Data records
====================
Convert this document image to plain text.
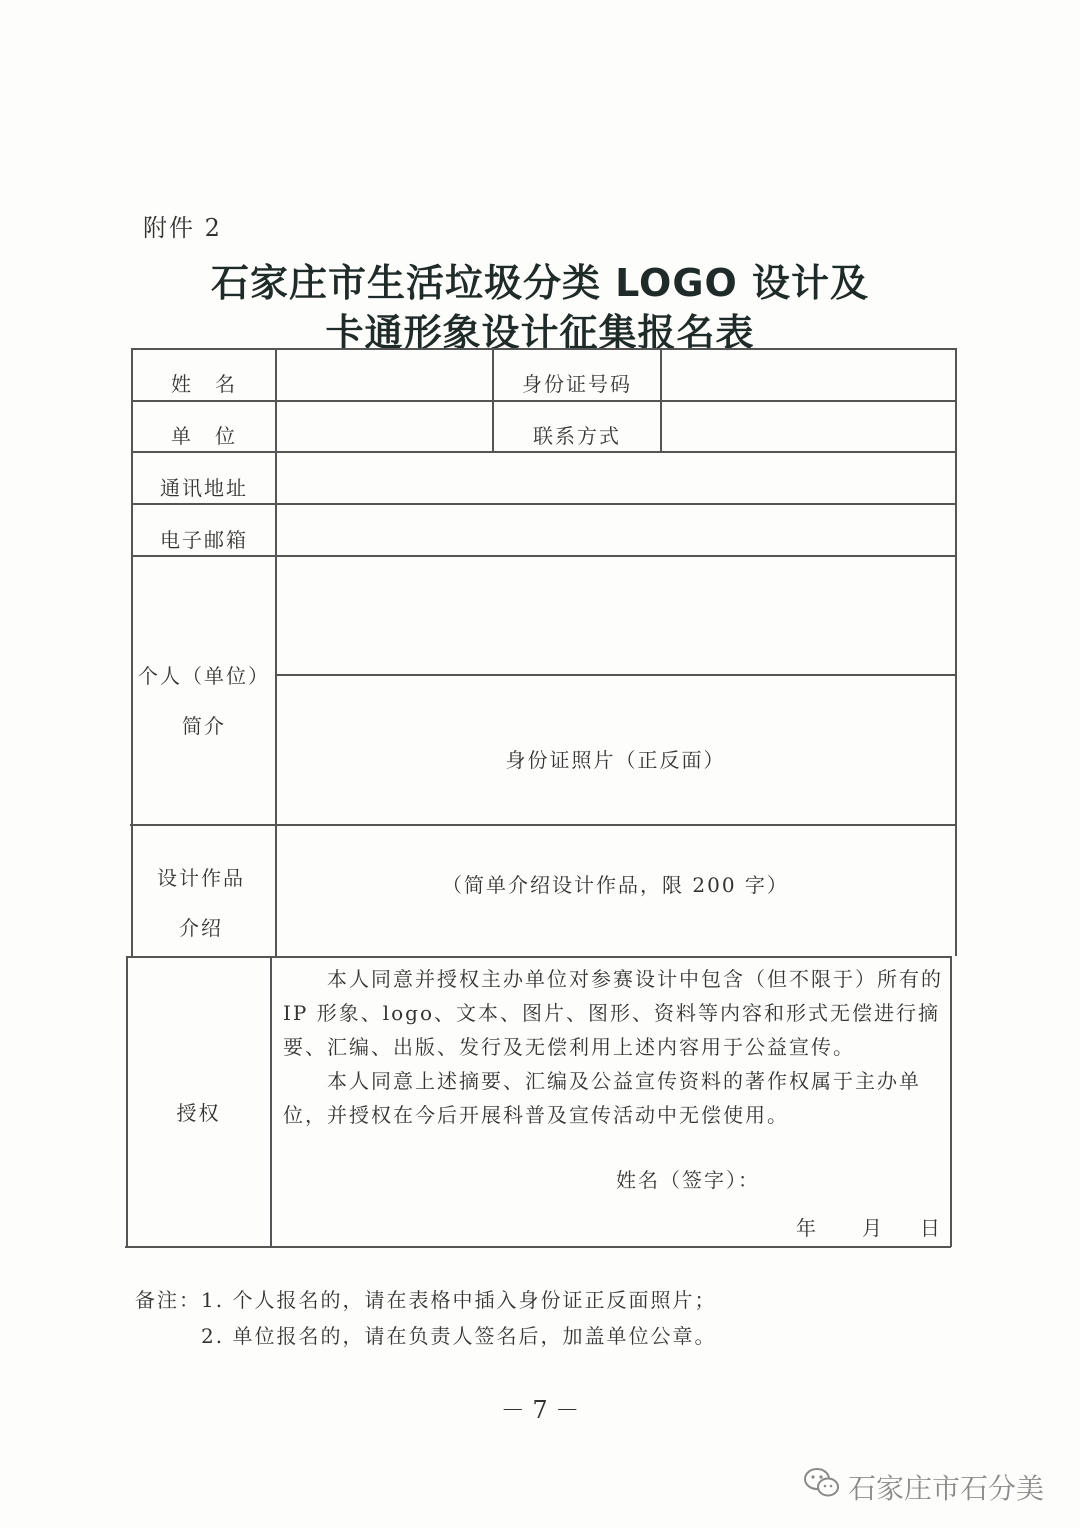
附件 2
石家庄市生活垃圾分类 LOGO 设计及
卡通形象设计征集报名表
姓　名	身份证号码
单　位	联系方式
通讯地址
电子邮箱
个人（单位）
简介
身份证照片（正反面）
设计作品
介绍
（简单介绍设计作品，限 200 字）
授权
本人同意并授权主办单位对参赛设计中包含（但不限于）所有的 IP 形象、logo、文本、图片、图形、资料等内容和形式无偿进行摘要、汇编、出版、发行及无偿利用上述内容用于公益宣传。
本人同意上述摘要、汇编及公益宣传资料的著作权属于主办单位，并授权在今后开展科普及宣传活动中无偿使用。
姓名（签字）：
年 月 日
备注： 1. 个人报名的，请在表格中插入身份证正反面照片；
2. 单位报名的，请在负责人签名后，加盖单位公章。
－ 7 －
石家庄市石分美
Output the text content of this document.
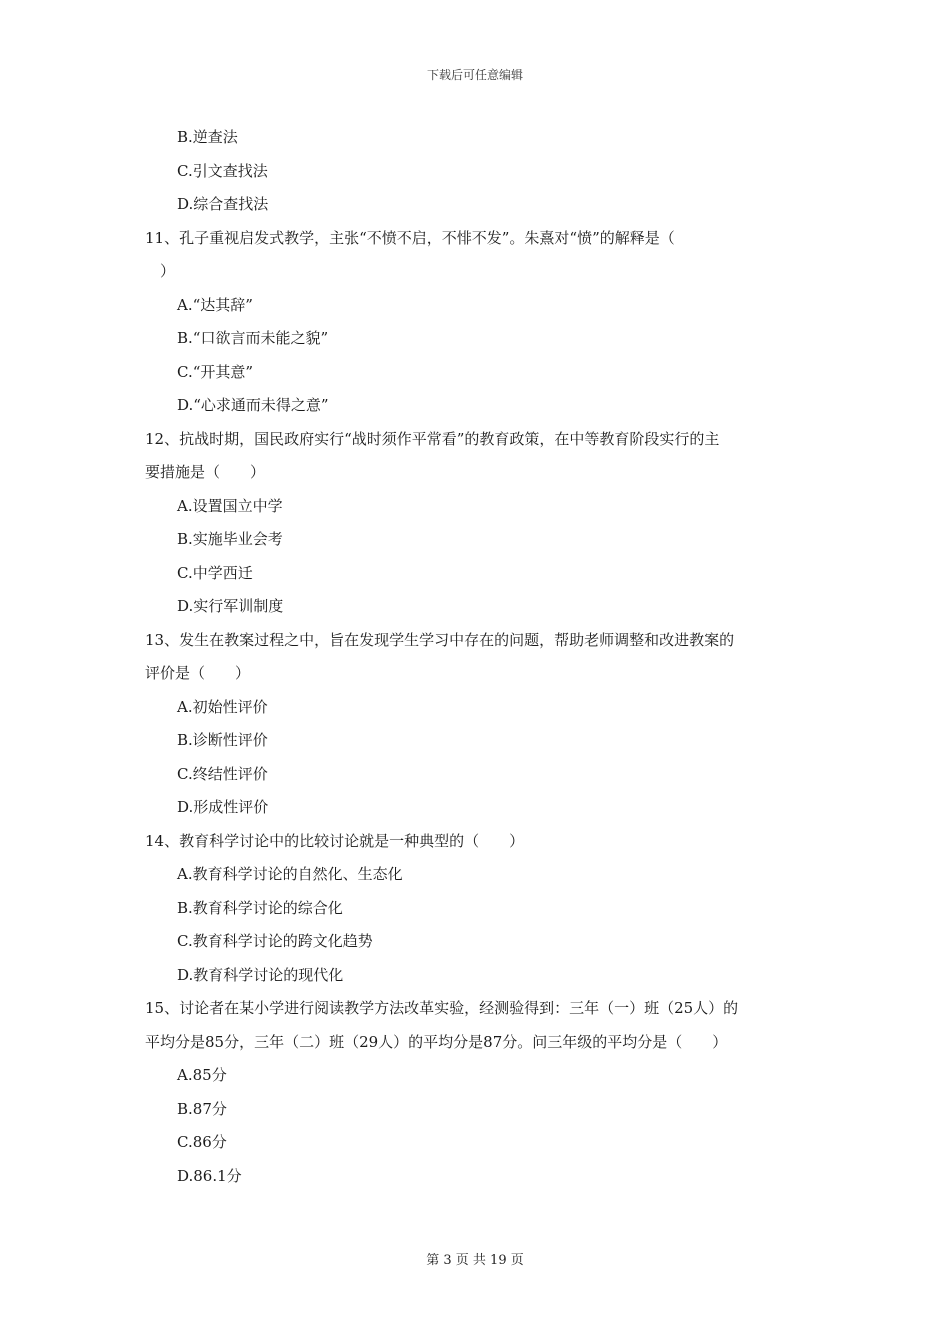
下载后可任意编辑
B.逆查法
C.引文查找法
D.综合查找法
11、孔子重视启发式教学，主张“不愤不启，不悱不发”。朱熹对“愤”的解释是（
　）
A.“达其辞”
B.“口欲言而未能之貌”
C.“开其意”
D.“心求通而未得之意”
12、抗战时期，国民政府实行“战时须作平常看”的教育政策，在中等教育阶段实行的主
要措施是（　　）
A.设置国立中学
B.实施毕业会考
C.中学西迁
D.实行军训制度
13、发生在教案过程之中，旨在发现学生学习中存在的问题，帮助老师调整和改进教案的
评价是（　　）
A.初始性评价
B.诊断性评价
C.终结性评价
D.形成性评价
14、教育科学讨论中的比较讨论就是一种典型的（　　）
A.教育科学讨论的自然化、生态化
B.教育科学讨论的综合化
C.教育科学讨论的跨文化趋势
D.教育科学讨论的现代化
15、讨论者在某小学进行阅读教学方法改革实验，经测验得到：三年（一）班（25人）的
平均分是85分，三年（二）班（29人）的平均分是87分。问三年级的平均分是（　　）
A.85分
B.87分
C.86分
D.86.1分
第 3 页 共 19 页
====================
◆ **Requirement**: Write out each entry exactly as given, but skip the pictures.

◆ **Completed task**:
Convert this document image to plain text.
附件 2
石家庄市生活垃圾分类 LOGO 设计及
卡通形象设计征集报名表
姓　名	身份证号码
单　位	联系方式
通讯地址
电子邮箱
个人（单位）
简介
身份证照片（正反面）
设计作品
介绍
（简单介绍设计作品，限 200 字）
授权
本人同意并授权主办单位对参赛设计中包含（但不限于）所有的 IP 形象、logo、文本、图片、图形、资料等内容和形式无偿进行摘要、汇编、出版、发行及无偿利用上述内容用于公益宣传。
本人同意上述摘要、汇编及公益宣传资料的著作权属于主办单位，并授权在今后开展科普及宣传活动中无偿使用。
姓名（签字）：
年 月 日
备注： 1. 个人报名的，请在表格中插入身份证正反面照片；
2. 单位报名的，请在负责人签名后，加盖单位公章。
－ 7 －
石家庄市石分美
Output the text content of this document.
下载后可任意编辑
B.逆查法
C.引文查找法
D.综合查找法
11、孔子重视启发式教学，主张“不愤不启，不悱不发”。朱熹对“愤”的解释是（
　）
A.“达其辞”
B.“口欲言而未能之貌”
C.“开其意”
D.“心求通而未得之意”
12、抗战时期，国民政府实行“战时须作平常看”的教育政策，在中等教育阶段实行的主
要措施是（　　）
A.设置国立中学
B.实施毕业会考
C.中学西迁
D.实行军训制度
13、发生在教案过程之中，旨在发现学生学习中存在的问题，帮助老师调整和改进教案的
评价是（　　）
A.初始性评价
B.诊断性评价
C.终结性评价
D.形成性评价
14、教育科学讨论中的比较讨论就是一种典型的（　　）
A.教育科学讨论的自然化、生态化
B.教育科学讨论的综合化
C.教育科学讨论的跨文化趋势
D.教育科学讨论的现代化
15、讨论者在某小学进行阅读教学方法改革实验，经测验得到：三年（一）班（25人）的
平均分是85分，三年（二）班（29人）的平均分是87分。问三年级的平均分是（　　）
A.85分
B.87分
C.86分
D.86.1分
第 3 页 共 19 页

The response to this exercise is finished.